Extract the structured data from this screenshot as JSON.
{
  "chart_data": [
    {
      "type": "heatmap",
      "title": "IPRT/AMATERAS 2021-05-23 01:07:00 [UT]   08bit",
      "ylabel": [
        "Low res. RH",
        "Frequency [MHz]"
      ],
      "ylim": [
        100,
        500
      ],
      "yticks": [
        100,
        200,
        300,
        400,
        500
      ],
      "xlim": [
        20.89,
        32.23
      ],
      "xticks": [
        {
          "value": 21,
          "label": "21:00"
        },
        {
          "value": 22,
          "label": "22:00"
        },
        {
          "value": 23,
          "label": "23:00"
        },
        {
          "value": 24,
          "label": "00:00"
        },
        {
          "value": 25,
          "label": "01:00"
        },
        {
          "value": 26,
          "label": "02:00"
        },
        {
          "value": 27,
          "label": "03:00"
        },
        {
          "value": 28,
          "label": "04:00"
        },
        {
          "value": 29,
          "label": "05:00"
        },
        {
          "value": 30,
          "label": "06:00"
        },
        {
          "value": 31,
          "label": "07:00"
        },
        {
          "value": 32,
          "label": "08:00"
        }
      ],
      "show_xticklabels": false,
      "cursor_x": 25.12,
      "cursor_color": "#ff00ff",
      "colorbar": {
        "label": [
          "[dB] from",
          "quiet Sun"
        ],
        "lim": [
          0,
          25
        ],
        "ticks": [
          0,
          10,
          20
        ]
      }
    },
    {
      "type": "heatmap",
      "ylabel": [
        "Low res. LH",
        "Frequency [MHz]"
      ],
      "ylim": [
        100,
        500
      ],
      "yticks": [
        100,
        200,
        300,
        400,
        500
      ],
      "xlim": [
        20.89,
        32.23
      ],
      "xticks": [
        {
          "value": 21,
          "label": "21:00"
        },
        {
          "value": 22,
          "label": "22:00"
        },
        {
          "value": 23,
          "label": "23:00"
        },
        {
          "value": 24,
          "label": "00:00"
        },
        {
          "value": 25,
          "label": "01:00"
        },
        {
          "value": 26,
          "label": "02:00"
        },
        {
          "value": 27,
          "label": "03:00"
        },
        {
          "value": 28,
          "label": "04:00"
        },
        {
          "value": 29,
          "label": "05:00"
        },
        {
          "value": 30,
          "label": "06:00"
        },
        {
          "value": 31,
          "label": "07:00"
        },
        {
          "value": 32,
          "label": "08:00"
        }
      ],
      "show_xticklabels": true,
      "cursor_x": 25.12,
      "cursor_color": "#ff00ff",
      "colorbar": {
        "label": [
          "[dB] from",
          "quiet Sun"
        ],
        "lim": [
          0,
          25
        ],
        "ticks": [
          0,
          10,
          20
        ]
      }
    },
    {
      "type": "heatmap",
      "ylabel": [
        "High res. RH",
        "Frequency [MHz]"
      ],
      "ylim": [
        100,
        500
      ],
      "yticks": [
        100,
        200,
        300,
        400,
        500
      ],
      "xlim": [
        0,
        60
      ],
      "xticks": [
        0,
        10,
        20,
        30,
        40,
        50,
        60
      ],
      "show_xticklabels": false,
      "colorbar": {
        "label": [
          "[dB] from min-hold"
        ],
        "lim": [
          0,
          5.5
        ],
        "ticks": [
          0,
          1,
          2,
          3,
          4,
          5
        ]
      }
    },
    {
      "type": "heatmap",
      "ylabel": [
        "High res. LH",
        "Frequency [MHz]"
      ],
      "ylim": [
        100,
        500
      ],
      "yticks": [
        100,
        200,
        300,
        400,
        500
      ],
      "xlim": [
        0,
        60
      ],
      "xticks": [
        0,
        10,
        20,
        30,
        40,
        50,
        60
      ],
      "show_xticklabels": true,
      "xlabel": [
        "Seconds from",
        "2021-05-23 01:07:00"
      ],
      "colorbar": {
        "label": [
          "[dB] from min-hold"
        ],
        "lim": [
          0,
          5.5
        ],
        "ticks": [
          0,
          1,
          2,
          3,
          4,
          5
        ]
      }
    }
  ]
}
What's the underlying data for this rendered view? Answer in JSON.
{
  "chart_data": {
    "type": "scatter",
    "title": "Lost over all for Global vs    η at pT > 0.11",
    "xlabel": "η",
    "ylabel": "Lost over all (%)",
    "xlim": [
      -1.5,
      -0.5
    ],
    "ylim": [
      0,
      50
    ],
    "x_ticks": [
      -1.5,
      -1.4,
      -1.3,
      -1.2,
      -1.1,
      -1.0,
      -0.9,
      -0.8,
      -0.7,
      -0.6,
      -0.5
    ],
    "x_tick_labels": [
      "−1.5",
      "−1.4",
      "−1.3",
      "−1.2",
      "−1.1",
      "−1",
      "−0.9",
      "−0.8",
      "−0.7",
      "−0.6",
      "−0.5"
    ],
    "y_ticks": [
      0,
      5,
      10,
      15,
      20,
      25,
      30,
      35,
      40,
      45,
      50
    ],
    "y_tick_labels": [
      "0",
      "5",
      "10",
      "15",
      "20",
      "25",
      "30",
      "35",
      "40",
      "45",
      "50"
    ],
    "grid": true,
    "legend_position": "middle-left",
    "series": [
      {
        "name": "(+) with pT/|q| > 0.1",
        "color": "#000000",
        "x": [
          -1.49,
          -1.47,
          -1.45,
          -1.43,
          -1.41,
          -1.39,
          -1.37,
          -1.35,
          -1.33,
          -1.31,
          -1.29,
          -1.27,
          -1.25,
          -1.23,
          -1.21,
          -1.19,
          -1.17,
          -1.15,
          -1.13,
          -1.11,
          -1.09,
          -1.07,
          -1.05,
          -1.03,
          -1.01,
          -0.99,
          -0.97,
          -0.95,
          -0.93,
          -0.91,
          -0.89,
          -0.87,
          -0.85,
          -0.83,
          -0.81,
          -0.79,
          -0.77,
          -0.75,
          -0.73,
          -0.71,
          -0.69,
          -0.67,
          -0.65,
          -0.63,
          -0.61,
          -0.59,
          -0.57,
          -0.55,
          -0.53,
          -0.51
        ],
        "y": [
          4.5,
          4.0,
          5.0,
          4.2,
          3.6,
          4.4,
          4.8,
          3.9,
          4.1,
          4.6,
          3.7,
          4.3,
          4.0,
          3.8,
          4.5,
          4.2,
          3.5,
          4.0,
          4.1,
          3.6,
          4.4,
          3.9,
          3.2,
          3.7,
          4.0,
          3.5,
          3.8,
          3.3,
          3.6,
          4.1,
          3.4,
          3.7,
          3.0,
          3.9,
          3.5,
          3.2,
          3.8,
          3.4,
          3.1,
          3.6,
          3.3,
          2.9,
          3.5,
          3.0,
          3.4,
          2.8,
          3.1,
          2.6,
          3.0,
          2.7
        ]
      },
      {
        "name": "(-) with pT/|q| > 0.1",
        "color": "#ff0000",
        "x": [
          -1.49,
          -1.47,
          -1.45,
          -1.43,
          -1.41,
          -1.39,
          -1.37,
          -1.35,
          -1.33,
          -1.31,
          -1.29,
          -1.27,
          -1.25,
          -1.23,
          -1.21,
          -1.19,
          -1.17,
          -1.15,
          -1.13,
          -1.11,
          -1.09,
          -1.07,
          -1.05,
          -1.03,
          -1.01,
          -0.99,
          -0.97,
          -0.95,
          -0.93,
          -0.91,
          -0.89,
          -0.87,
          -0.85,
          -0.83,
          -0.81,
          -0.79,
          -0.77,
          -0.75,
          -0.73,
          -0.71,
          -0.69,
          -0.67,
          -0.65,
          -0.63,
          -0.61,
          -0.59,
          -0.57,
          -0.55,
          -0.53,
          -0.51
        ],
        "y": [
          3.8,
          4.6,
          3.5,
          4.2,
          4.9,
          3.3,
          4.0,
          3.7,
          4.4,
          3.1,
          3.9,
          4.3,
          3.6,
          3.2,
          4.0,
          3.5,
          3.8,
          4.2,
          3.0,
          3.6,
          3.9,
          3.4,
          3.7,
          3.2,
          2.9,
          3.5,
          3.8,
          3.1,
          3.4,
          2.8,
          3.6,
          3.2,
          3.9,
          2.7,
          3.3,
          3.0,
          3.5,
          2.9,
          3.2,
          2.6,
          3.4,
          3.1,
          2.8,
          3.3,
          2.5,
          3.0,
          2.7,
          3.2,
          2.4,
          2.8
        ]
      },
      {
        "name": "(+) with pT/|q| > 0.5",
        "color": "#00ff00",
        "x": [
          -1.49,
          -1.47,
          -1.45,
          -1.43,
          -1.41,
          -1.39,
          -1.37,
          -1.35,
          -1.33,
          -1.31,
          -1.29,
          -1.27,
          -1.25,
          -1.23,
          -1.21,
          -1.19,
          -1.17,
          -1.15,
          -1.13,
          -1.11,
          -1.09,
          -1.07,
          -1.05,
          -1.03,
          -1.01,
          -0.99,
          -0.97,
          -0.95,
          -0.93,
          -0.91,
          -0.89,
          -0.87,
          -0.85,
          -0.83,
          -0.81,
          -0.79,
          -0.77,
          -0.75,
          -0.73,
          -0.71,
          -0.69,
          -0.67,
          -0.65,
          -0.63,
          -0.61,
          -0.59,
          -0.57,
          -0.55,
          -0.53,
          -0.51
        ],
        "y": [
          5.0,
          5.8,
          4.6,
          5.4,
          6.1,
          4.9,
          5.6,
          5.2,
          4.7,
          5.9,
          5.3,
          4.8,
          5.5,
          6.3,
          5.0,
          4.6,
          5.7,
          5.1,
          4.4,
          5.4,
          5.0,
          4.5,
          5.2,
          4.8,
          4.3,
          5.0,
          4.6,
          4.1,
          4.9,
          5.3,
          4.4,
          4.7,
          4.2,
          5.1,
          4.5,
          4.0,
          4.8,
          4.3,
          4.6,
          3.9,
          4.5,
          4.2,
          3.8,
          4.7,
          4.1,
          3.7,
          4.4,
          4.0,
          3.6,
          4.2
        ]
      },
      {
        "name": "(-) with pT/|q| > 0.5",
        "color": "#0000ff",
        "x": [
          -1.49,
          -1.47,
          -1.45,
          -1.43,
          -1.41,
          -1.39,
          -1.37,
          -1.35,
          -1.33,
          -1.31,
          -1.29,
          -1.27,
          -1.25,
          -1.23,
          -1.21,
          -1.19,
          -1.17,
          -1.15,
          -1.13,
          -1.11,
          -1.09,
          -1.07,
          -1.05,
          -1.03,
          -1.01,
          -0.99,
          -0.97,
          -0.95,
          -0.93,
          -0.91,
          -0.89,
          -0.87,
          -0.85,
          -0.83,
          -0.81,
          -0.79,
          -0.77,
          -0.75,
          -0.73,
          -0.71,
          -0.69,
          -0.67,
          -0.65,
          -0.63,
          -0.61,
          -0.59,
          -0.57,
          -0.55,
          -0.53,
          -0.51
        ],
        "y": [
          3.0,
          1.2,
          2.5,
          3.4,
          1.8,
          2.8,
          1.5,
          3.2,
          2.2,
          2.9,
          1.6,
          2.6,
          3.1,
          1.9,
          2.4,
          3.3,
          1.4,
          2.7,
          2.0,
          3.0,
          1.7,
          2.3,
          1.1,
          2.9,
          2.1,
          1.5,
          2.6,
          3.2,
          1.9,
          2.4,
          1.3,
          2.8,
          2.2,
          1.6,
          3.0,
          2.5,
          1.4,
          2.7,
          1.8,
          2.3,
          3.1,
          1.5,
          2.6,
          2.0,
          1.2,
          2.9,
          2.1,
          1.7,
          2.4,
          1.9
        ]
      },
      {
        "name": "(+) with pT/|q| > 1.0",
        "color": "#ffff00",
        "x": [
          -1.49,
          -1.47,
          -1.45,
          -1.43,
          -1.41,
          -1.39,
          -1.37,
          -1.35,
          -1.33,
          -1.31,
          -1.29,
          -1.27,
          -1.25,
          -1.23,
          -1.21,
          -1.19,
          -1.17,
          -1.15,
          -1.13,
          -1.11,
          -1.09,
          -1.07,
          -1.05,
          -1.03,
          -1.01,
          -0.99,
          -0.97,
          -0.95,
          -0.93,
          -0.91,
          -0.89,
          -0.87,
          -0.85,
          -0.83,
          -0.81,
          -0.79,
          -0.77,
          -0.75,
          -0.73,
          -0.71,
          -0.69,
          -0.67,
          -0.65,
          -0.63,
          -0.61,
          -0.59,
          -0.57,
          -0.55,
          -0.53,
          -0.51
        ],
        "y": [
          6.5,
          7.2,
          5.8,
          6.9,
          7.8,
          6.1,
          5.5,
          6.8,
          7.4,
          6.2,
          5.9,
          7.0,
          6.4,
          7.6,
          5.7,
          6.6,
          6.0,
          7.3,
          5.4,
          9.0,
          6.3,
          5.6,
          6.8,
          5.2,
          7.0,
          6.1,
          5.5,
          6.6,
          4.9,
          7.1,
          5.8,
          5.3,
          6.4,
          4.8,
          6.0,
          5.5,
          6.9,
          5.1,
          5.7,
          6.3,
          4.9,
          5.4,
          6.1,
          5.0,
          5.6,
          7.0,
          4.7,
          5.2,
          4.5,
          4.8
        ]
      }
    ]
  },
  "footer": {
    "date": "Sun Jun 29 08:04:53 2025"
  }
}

◆ TASK GOAL ◆
Which lines contain the word "Lost"? Return each of them.

◆ FULL OUTPUT ◆
    "title": "Lost over all for Global vs    η at pT > 0.11",
    "ylabel": "Lost over all (%)",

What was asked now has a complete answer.